Saved entries
※

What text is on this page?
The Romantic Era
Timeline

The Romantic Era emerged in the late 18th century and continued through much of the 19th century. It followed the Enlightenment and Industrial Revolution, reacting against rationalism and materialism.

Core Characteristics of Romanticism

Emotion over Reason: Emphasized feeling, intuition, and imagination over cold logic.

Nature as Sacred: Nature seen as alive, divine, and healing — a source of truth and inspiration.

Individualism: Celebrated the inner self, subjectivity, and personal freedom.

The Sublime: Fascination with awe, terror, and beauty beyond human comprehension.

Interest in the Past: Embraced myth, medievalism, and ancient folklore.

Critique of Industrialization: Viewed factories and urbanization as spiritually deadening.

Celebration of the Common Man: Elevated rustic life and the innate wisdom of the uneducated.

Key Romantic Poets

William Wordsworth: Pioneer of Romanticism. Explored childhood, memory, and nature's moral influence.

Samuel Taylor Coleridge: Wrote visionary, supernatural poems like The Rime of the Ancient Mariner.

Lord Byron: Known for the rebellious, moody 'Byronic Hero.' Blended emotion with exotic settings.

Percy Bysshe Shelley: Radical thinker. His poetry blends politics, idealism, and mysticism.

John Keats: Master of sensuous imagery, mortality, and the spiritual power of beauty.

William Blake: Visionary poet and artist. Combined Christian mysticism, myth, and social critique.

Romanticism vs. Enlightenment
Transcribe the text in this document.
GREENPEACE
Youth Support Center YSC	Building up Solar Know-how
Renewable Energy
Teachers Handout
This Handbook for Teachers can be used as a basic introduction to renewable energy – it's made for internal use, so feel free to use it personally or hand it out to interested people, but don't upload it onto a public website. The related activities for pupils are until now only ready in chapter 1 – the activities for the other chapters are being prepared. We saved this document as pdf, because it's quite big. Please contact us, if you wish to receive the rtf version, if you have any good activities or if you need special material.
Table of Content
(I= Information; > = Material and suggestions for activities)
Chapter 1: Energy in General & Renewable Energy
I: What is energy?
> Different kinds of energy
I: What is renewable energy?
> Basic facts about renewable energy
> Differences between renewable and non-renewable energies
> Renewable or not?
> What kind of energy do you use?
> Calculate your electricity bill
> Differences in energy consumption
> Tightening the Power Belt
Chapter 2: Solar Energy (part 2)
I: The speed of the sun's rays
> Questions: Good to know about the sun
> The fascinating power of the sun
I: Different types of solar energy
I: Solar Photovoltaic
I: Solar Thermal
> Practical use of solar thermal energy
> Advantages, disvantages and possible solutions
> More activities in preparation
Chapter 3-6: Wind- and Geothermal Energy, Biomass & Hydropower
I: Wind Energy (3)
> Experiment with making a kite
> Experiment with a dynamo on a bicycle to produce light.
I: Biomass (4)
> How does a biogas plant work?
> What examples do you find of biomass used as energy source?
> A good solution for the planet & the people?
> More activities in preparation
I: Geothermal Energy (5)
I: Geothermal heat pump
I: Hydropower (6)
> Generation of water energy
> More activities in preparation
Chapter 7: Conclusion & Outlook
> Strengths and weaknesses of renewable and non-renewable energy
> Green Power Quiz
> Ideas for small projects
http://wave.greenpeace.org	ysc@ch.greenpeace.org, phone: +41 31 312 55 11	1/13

※

- **Task statement**
Search the records for the word "beauty", then list every line that has it.

- **Solution for this problem**
The Sublime: Fascination with awe, terror, and beauty beyond human comprehension.
John Keats: Master of sensuous imagery, mortality, and the spiritual power of beauty.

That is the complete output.